__PROBLEM STATEMENT__. Please say how many lines of the listing hold "carry", with no other words in the answer.

A run of records
## Start
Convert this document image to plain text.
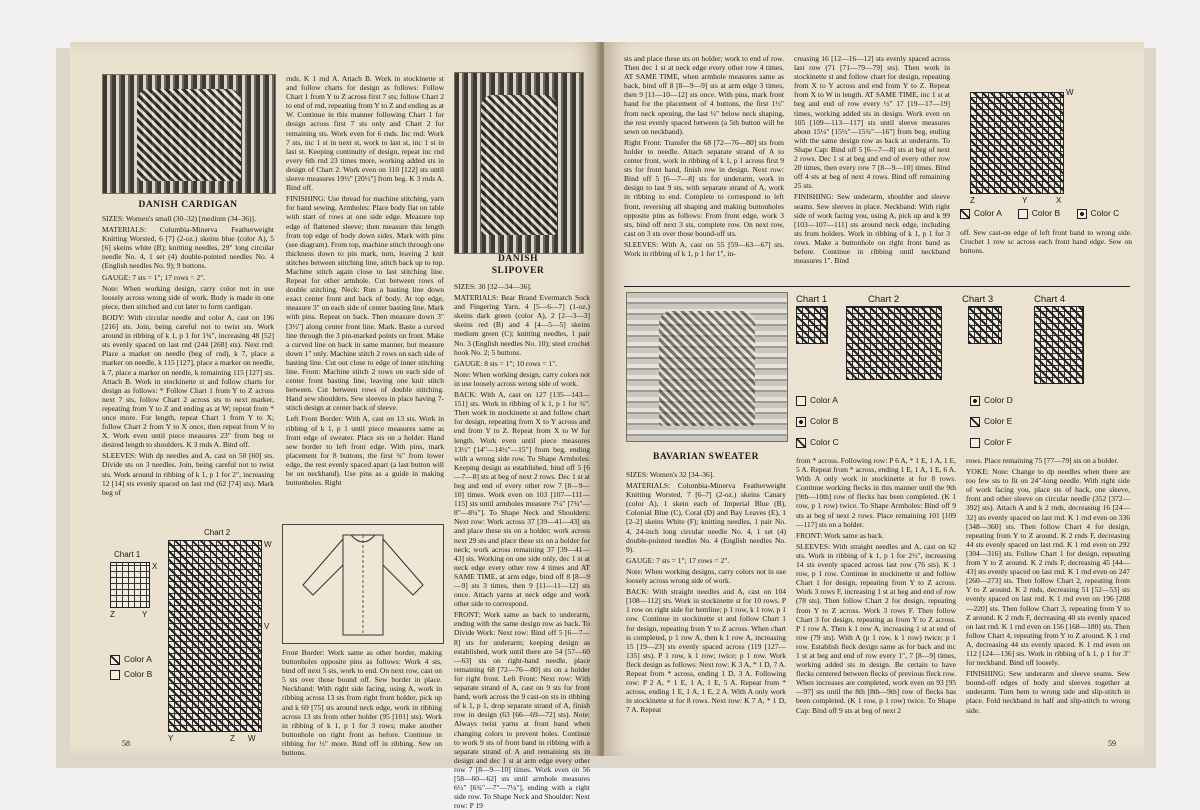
DANISH CARDIGAN

SIZES: Women's small (30–32) [medium (34–36)].

MATERIALS: Columbia-Minerva Featherweight Knitting Worsted, 6 [7] (2-oz.) skeins blue (color A), 5 [6] skeins white (B); knitting needles, 29" long circular needle No. 4, 1 set (4) double-pointed needles No. 4 (English needles No. 9); 9 buttons.

GAUGE: 7 sts = 1"; 17 rows = 2".

Note: When working design, carry color not in use loosely across wrong side of work. Body is made in one piece, then stitched and cut later to form cardigan.

BODY: With circular needle and color A, cast on 196 [216] sts. Join, being careful not to twist sts. Work around in ribbing of k 1, p 1 for 1¾", increasing 48 [52] sts evenly spaced on last rnd (244 [268] sts). Next rnd: Place a marker on needle (beg of rnd), k 7, place a marker on needle, k 115 [127], place a marker on needle, k 7, place a marker on needle, k remaining 115 [127] sts. Attach B. Work in stockinette st and follow charts for design as follows: * Follow Chart 1 from Y to Z across next 7 sts, follow Chart 2 across sts to next marker, repeating from Y to Z and ending as at W; repeat from * once more. For length, repeat Chart 1 from Y to X; follow Chart 2 from Y to X once, then repeat from V to X. Work even until piece measures 23" from beg or desired length to shoulders. K 3 rnds A. Bind off.

SLEEVES: With dp needles and A, cast on 50 [60] sts. Divide sts on 3 needles. Join, being careful not to twist sts. Work around in ribbing of k 1, p 1 for 2", increasing 12 [14] sts evenly spaced on last rnd (62 [74] sts). Mark beg of

rnds. K 1 rnd A. Attach B. Work in stockinette st and follow charts for design as follows: Follow Chart 1 from Y to Z across first 7 sts; follow Chart 2 to end of rnd, repeating from Y to Z and ending as at W. Continue in this manner following Chart 1 for design across first 7 sts only and Chart 2 for remaining sts. Work even for 6 rnds. Inc rnd: Work 7 sts, inc 1 st in next st, work to last st, inc 1 st in last st. Keeping continuity of design, repeat inc rnd every 6th rnd 23 times more, working added sts in design of Chart 2. Work even on 110 [122] sts until sleeve measures 19½" [20½"] from beg. K 3 rnds A. Bind off.

FINISHING: Use thread for machine stitching, yarn for hand sewing. Armholes: Place body flat on table with start of rows at one side edge. Measure top edge of flattened sleeve; then measure this length from top edge of body down sides. Mark with pins (see diagram). From top, machine stitch through one thickness down to pin mark, turn, leaving 2 knit stitches between stitching line, stitch back up to top. Machine stitch again close to last stitching line. Repeat for other armhole. Cut between rows of double stitching. Neck: Run a basting line down exact center front and back of body. At top edge, measure 3" on each side of center basting line. Mark with pins. Repeat on back. Then measure down 3" [3½"] along center front line. Mark. Baste a curved line through the 3 pin-marked points on front. Make a curved line on back in same manner, but measure down 1" only. Machine stitch 2 rows on each side of basting line. Cut out close to edge of inner stitching line. Front: Machine stitch 2 rows on each side of center front basting line, leaving one knit stitch between. Cut between rows of double stitching. Hand sew shoulders. Sew sleeves in place having 7-stitch design at center back of sleeve.

Left Front Border: With A, cast on 13 sts. Work in ribbing of k 1, p 1 until piece measures same as front edge of sweater. Place sts on a holder. Hand sew border to left front edge. With pins, mark placement for 8 buttons, the first ¾" from lower edge, the rest evenly spaced apart (a last button will be on neckband). Use pins as a guide in making buttonholes. Right

Chart 1
X
Z	Y
Chart 2
W
V
Y	Z W
Color A
Color B

Front Border: Work same as other border, making buttonholes opposite pins as follows: Work 4 sts, bind off next 5 sts, work to end. On next row, cast on 5 sts over those bound off. Sew border in place. Neckband: With right side facing, using A, work in ribbing across 13 sts from right front holder, pick up and k 69 [75] sts around neck edge, work in ribbing across 13 sts from other holder (95 [101] sts). Work in ribbing of k 1, p 1 for 3 rows; make another buttonhole on right front as before. Continue in ribbing for ½" more. Bind off in ribbing. Sew on buttons.

DANISH
SLIPOVER

SIZES: 30 [32—34—36].

MATERIALS: Bear Brand Evermatch Sock and Fingering Yarn, 4 [5—6—7] (1-oz.) skeins dark green (color A), 2 [2—3—3] skeins red (B) and 4 [4—5—5] skeins medium green (C); knitting needles, 1 pair No. 3 (English needles No. 10); steel crochet hook No. 2; 5 buttons.

GAUGE: 8 sts = 1"; 10 rows = 1".

Note: When working design, carry colors not in use loosely across wrong side of work.

BACK: With A, cast on 127 [135—143—151] sts. Work in ribbing of k 1, p 1 for ¾". Then work in stockinette st and follow chart for design, repeating from X to Y across and end from Y to Z. Repeat from X to W for length. Work even until piece measures 13½" [14"—14½"—15"] from beg, ending with a wrong side row. To Shape Armholes: Keeping design as established, bind off 5 [6—7—8] sts at beg of next 2 rows. Dec 1 st at beg and end of every other row 7 [8—9—10] times. Work even on 103 [107—111—115] sts until armholes measure 7¼" [7¾"—8"—8¼"]. To Shape Neck and Shoulders: Next row: Work across 37 [39—41—43] sts and place these sts on a holder; work across next 29 sts and place these sts on a holder for neck; work across remaining 37 [39—41—43] sts. Working on one side only, dec 1 st at neck edge every other row 4 times and AT SAME TIME, at arm edge, bind off 8 [8—9—9] sts 3 times, then 9 [11—11—12] sts once. Attach yarns at neck edge and work other side to correspond.

FRONT: Work same as back to underarm, ending with the same design row as back. To Divide Work: Next row: Bind off 5 [6—7—8] sts for underarm; keeping design as established, work until there are 54 [57—60—63] sts on right-hand needle, place remaining 68 [72—76—80] sts on a holder for right front. Left Front: Next row: With separate strand of A, cast on 9 sts for front band, work across the 9 cast-on sts in ribbing of k 1, p 1, drop separate strand of A, finish row in design (63 [66—69—72] sts). Note: Always twist yarns at front band when changing colors to prevent holes. Continue to work 9 sts of front band in ribbing with a separate strand of A and remaining sts in design and dec 1 st at arm edge every other row 7 [8—9—10] times. Work even on 56 [58—60—62] sts until armhole measures 6½" [6¾"—7"—7¼"], ending with a right side row. To Shape Neck and Shoulder: Next row: P 19

58

sts and place these sts on holder; work to end of row. Then dec 1 st at neck edge every other row 4 times. AT SAME TIME, when armhole measures same as back, bind off 8 [8—9—9] sts at arm edge 3 times, then 9 [11—10—12] sts once. With pins, mark front band for the placement of 4 buttons, the first 1½" from neck opening, the last ½" below neck shaping, the rest evenly spaced between (a 5th button will be sewn on neckband).

Right Front: Transfer the 68 [72—76—80] sts from holder to needle. Attach separate strand of A to center front, work in ribbing of k 1, p 1 across first 9 sts for front band, finish row in design. Next row: Bind off 5 [6—7—8] sts for underarm, work in design to last 9 sts, with separate strand of A, work in ribbing to end. Complete to correspond to left front, reversing all shaping and making buttonholes opposite pins as follows: From front edge, work 3 sts, bind off next 3 sts, complete row. On next row, cast on 3 sts over those bound-off sts.

SLEEVES: With A, cast on 55 [59—63—67] sts. Work in ribbing of k 1, p 1 for 1", in-

creasing 16 [12—16—12] sts evenly spaced across last row (71 [71—79—79] sts). Then work in stockinette st and follow chart for design, repeating from X to Y across and end from Y to Z. Repeat from X to W in length. AT SAME TIME, inc 1 st at beg and end of row every ½" 17 [19—17—19] times, working added sts in design. Work even on 105 [109—113—117] sts until sleeve measures about 15¼" [15½"—15¾"—16"] from beg, ending with the same design row as back at underarm. To Shape Cap: Bind off 5 [6—7—8] sts at beg of next 2 rows. Dec 1 st at beg and end of every other row 20 times, then every row 7 [8—9—10] times. Bind off 4 sts at beg of next 4 rows. Bind off remaining 25 sts.

FINISHING: Sew underarm, shoulder and sleeve seams. Sew sleeves in place. Neckband: With right side of work facing you, using A, pick up and k 99 [103—107—111] sts around neck edge, including sts from holders. Work in ribbing of k 1, p 1 for 3 rows. Make a buttonhole on right front band as before. Continue in ribbing until neckband measures 1". Bind

W
Z	Y	X
Color A	Color B	Color C

off. Sew cast-on edge of left front band to wrong side. Crochet 1 row sc across each front band edge. Sew on buttons.

BAVARIAN SWEATER
Chart 1	Chart 2	Chart 3	Chart 4
Color A
Color B
Color C
Color D
Color E
Color F

SIZES: Women's 32 [34–36].

MATERIALS: Columbia-Minerva Featherweight Knitting Worsted, 7 [6–7] (2-oz.) skeins Canary (color A), 1 skein each of Imperial Blue (B), Colonial Blue (C), Coral (D) and Bay Leaves (E), 1 [2–2] skeins White (F); knitting needles, 1 pair No. 4, 24-inch long circular needle No. 4, 1 set (4) double-pointed needles No. 4 (English needles No. 9).

GAUGE: 7 sts = 1"; 17 rows = 2".

Note: When working designs, carry colors not in use loosely across wrong side of work.

BACK: With straight needles and A, cast on 104 [108—112] sts. Work in stockinette st for 10 rows. P 1 row on right side for hemline; p 1 row, k 1 row, p 1 row. Continue in stockinette st and follow Chart 1 for design, repeating from Y to Z across. When chart is completed, p 1 row A, then k 1 row A, increasing 15 [19—23] sts evenly spaced across (119 [127—135] sts). P 1 row, k 1 row; twice; p 1 row. Work fleck design as follows: Next row: K 3 A, * 1 D, 7 A. Repeat from * across, ending 1 D, 3 A. Following row: P 2 A, * 1 E, 1 A, 1 E, 5 A. Repeat from * across, ending 1 E, 1 A, 1 E, 2 A. With A only work in stockinette st for 8 rows. Next row: K 7 A, * 1 D, 7 A. Repeat

from * across. Following row: P 6 A, * 1 E, 1 A, 1 E, 5 A. Repeat from * across, ending 1 E, 1 A, 1 E, 6 A. With A only work in stockinette st for 8 rows. Continue working flecks in this manner until the 9th [9th—10th] row of flecks has been completed. (K 1 row, p 1 row) twice. To Shape Armholes: Bind off 9 sts at beg of next 2 rows. Place remaining 101 [109—117] sts on a holder.

FRONT: Work same as back.

SLEEVES: With straight needles and A, cast on 62 sts. Work in ribbing of k 1, p 1 for 2½", increasing 14 sts evenly spaced across last row (76 sts). K 1 row, p 1 row. Continue in stockinette st and follow Chart 1 for design, repeating from Y to Z across. Work 3 rows F, increasing 1 st at beg and end of row (78 sts). Then follow Chart 2 for design, repeating from Y to Z across. Work 3 rows F. Then follow Chart 3 for design, repeating as from Y to Z across. P 1 row A. Then k 1 row A, increasing 1 st at end of row (79 sts). With A (p 1 row, k 1 row) twice; p 1 row. Establish fleck design same as for back and inc 1 st at beg and end of row every 1", 7 [8—9] times, working added sts in design. Be certain to have flecks centered between flecks of previous fleck row. When increases are completed, work even on 93 [95—97] sts until the 8th [8th—9th] row of flecks has been completed. (K 1 row, p 1 row) twice. To Shape Cap: Bind off 9 sts at beg of next 2

rows. Place remaining 75 [77—79] sts on a holder.

YOKE: Note: Change to dp needles when there are too few sts to fit on 24"-long needle. With right side of work facing you, place sts of back, one sleeve, front and other sleeve on circular needle (352 [372—392] sts). Attach A and k 2 rnds, decreasing 16 [24—32] sts evenly spaced on last rnd. K 1 rnd even on 336 [348—360] sts. Then follow Chart 4 for design, repeating from Y to Z around. K 2 rnds F, decreasing 44 sts evenly spaced on last rnd. K 1 rnd even on 292 [304—316] sts. Follow Chart 1 for design, repeating from Y to Z around. K 2 rnds F, decreasing 45 [44—43] sts evenly spaced on last rnd. K 1 rnd even on 247 [260—273] sts. Then follow Chart 2, repeating from Y to Z around. K 2 rnds, decreasing 51 [52—53] sts evenly spaced on last rnd. K 1 rnd even on 196 [208—220] sts. Then follow Chart 3, repeating from Y to Z around. K 2 rnds F, decreasing 40 sts evenly spaced on last rnd. K 1 rnd even on 156 [168—180] sts. Then follow Chart 4, repeating from Y to Z around. K 1 rnd A, decreasing 44 sts evenly spaced. K 1 rnd even on 112 [124—136] sts. Work in ribbing of k 1, p 1 for 3" for neckband. Bind off loosely.

FINISHING: Sew underarm and sleeve seams. Sew bound-off edges of body and sleeves together at underarm. Turn hem to wrong side and slip-stitch in place. Fold neckband in half and slip-stitch to wrong side.

59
## End
__OUTPUT__. 3